--- Short exercise ---
Here are some records. Copy each one exactly.

--- Records to process ---
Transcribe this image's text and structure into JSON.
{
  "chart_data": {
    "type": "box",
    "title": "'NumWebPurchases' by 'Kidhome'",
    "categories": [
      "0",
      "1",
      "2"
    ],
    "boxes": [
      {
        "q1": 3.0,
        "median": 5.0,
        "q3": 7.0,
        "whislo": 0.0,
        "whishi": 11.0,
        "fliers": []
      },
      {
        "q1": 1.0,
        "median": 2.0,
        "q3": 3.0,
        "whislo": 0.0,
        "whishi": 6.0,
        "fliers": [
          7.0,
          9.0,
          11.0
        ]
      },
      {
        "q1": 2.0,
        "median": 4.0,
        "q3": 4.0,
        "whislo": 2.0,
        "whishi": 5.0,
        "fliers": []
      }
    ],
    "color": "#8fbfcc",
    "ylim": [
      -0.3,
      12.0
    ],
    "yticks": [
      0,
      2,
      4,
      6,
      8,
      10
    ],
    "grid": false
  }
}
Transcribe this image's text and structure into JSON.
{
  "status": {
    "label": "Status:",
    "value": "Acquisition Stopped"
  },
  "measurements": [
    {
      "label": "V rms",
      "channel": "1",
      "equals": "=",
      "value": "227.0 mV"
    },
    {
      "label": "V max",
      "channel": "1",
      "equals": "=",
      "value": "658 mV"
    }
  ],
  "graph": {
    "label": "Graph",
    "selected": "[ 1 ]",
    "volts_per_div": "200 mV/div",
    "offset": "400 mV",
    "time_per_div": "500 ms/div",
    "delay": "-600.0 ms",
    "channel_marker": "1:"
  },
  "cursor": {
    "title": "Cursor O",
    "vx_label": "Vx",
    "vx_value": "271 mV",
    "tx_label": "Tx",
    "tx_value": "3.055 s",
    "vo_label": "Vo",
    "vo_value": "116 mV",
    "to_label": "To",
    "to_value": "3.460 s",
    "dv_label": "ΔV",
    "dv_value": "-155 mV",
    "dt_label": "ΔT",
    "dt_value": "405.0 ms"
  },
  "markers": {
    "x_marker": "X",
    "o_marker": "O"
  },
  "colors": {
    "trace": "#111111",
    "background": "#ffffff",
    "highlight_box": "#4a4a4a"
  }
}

--- Result ---
Transcribe this image's text and structure into JSON.
{
  "chart_data": {
    "type": "box",
    "title": "'NumWebPurchases' by 'Kidhome'",
    "categories": [
      "0",
      "1",
      "2"
    ],
    "boxes": [
      {
        "q1": 3.0,
        "median": 5.0,
        "q3": 7.0,
        "whislo": 0.0,
        "whishi": 11.0,
        "fliers": []
      },
      {
        "q1": 1.0,
        "median": 2.0,
        "q3": 3.0,
        "whislo": 0.0,
        "whishi": 6.0,
        "fliers": [
          7.0,
          9.0,
          11.0
        ]
      },
      {
        "q1": 2.0,
        "median": 4.0,
        "q3": 4.0,
        "whislo": 2.0,
        "whishi": 5.0,
        "fliers": []
      }
    ],
    "color": "#8fbfcc",
    "ylim": [
      -0.3,
      12.0
    ],
    "yticks": [
      0,
      2,
      4,
      6,
      8,
      10
    ],
    "grid": false
  }
}
Transcribe this image's text and structure into JSON.
{
  "status": {
    "label": "Status:",
    "value": "Acquisition Stopped"
  },
  "measurements": [
    {
      "label": "V rms",
      "channel": "1",
      "equals": "=",
      "value": "227.0 mV"
    },
    {
      "label": "V max",
      "channel": "1",
      "equals": "=",
      "value": "658 mV"
    }
  ],
  "graph": {
    "label": "Graph",
    "selected": "[ 1 ]",
    "volts_per_div": "200 mV/div",
    "offset": "400 mV",
    "time_per_div": "500 ms/div",
    "delay": "-600.0 ms",
    "channel_marker": "1:"
  },
  "cursor": {
    "title": "Cursor O",
    "vx_label": "Vx",
    "vx_value": "271 mV",
    "tx_label": "Tx",
    "tx_value": "3.055 s",
    "vo_label": "Vo",
    "vo_value": "116 mV",
    "to_label": "To",
    "to_value": "3.460 s",
    "dv_label": "ΔV",
    "dv_value": "-155 mV",
    "dt_label": "ΔT",
    "dt_value": "405.0 ms"
  },
  "markers": {
    "x_marker": "X",
    "o_marker": "O"
  },
  "colors": {
    "trace": "#111111",
    "background": "#ffffff",
    "highlight_box": "#4a4a4a"
  }
}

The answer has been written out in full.